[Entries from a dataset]

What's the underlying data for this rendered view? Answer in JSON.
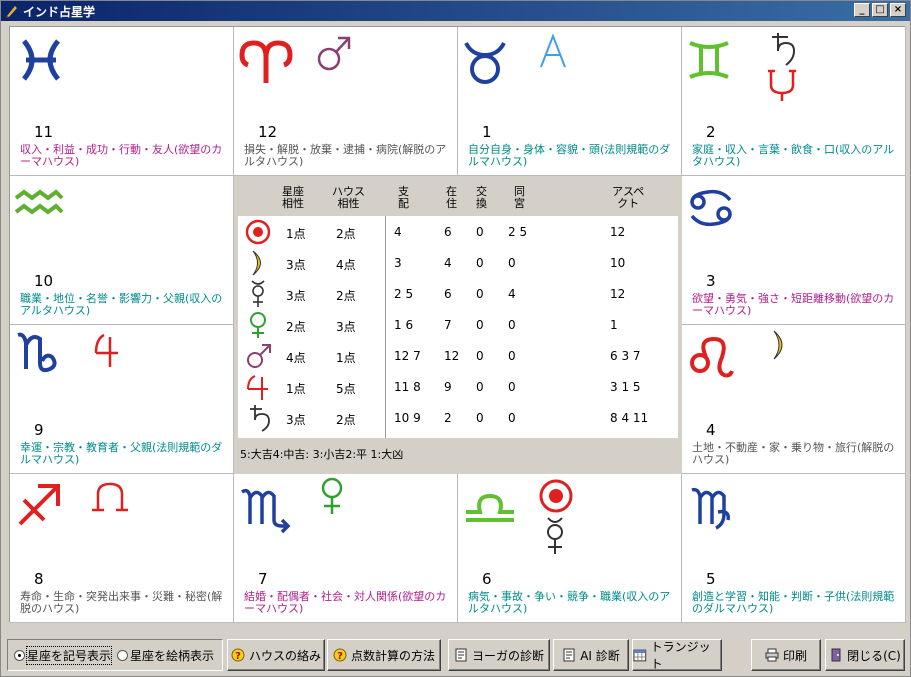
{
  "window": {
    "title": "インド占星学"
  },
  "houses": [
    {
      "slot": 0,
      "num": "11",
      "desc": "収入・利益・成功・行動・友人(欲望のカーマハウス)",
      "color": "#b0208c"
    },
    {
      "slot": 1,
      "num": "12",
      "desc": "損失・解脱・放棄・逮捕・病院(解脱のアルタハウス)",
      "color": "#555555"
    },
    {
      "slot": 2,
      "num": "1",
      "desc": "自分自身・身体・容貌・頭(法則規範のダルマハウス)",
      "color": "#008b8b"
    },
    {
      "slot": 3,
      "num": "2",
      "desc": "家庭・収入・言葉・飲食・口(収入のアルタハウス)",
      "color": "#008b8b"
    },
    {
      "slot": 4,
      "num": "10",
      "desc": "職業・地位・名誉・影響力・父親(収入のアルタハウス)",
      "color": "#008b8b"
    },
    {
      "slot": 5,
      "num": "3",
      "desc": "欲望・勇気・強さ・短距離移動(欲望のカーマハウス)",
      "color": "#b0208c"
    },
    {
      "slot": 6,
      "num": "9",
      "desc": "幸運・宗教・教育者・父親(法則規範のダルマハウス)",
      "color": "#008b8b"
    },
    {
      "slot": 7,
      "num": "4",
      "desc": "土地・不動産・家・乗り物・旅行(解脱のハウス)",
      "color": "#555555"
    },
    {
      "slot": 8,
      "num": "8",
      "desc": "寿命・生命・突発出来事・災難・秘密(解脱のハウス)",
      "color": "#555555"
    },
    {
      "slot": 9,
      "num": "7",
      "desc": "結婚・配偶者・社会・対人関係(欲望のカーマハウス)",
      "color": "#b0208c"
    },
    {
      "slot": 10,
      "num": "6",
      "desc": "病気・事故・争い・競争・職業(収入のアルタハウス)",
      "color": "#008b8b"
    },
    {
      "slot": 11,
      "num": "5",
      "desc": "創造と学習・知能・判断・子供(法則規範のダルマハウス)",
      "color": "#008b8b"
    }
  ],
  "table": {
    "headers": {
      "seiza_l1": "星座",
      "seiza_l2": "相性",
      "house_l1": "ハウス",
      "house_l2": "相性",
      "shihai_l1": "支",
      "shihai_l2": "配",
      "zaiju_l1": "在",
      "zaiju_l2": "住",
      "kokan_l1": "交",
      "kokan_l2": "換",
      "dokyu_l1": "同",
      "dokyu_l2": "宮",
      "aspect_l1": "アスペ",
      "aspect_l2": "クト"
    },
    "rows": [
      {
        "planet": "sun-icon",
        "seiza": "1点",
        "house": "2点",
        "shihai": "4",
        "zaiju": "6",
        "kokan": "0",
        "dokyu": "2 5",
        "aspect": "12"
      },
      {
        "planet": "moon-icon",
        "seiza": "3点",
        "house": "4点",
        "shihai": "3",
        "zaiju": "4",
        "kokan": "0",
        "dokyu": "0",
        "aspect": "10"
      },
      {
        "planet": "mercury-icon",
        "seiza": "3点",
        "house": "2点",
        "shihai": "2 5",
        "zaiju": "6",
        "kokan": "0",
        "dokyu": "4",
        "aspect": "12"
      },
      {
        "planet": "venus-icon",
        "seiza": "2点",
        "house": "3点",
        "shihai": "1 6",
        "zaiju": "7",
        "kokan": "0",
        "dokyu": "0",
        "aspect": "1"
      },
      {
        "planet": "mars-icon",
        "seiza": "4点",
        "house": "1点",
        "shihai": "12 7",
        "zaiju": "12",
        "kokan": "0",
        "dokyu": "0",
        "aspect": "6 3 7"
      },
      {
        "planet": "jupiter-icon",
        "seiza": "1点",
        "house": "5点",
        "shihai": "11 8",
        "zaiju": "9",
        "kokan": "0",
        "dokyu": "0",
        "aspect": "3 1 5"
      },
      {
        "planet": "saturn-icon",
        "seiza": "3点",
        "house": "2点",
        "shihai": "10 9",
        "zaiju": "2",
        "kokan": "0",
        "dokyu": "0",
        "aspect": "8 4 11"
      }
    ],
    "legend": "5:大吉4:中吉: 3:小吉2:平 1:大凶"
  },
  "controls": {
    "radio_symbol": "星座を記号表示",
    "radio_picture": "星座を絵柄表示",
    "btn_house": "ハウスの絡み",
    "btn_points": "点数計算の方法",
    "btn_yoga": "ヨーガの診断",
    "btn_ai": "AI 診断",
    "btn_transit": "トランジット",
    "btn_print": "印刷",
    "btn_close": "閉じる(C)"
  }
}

DESCRIPTION OF THE TASK:
From the data above, gather every line that includes the word "icon".

THE ANSWER:
        "planet": "sun-icon",
        "planet": "moon-icon",
        "planet": "mercury-icon",
        "planet": "venus-icon",
        "planet": "mars-icon",
        "planet": "jupiter-icon",
        "planet": "saturn-icon",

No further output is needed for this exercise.